Required work → In the material below, list every line carrying the string "Share".
--- Records to use ---
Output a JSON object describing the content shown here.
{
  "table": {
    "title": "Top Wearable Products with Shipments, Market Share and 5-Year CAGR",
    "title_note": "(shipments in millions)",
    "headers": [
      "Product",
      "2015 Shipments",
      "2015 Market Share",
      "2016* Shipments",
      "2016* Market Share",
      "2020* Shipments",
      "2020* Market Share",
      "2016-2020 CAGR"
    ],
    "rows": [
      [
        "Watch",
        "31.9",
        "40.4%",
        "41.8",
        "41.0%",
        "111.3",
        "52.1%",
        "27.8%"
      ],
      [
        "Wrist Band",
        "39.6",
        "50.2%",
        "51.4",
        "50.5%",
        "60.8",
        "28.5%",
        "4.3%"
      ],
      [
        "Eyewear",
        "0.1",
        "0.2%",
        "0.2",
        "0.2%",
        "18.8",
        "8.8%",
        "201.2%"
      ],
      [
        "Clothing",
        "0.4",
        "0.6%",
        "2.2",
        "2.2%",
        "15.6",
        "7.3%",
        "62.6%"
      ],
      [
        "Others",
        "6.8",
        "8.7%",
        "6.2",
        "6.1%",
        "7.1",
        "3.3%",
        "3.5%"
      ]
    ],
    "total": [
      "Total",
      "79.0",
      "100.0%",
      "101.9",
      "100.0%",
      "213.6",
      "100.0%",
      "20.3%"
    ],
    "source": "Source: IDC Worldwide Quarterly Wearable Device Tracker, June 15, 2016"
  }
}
---
Solution to this exercise →
    "title": "Top Wearable Products with Shipments, Market Share and 5-Year CAGR",
      "2015 Market Share",
      "2016* Market Share",
      "2020* Market Share",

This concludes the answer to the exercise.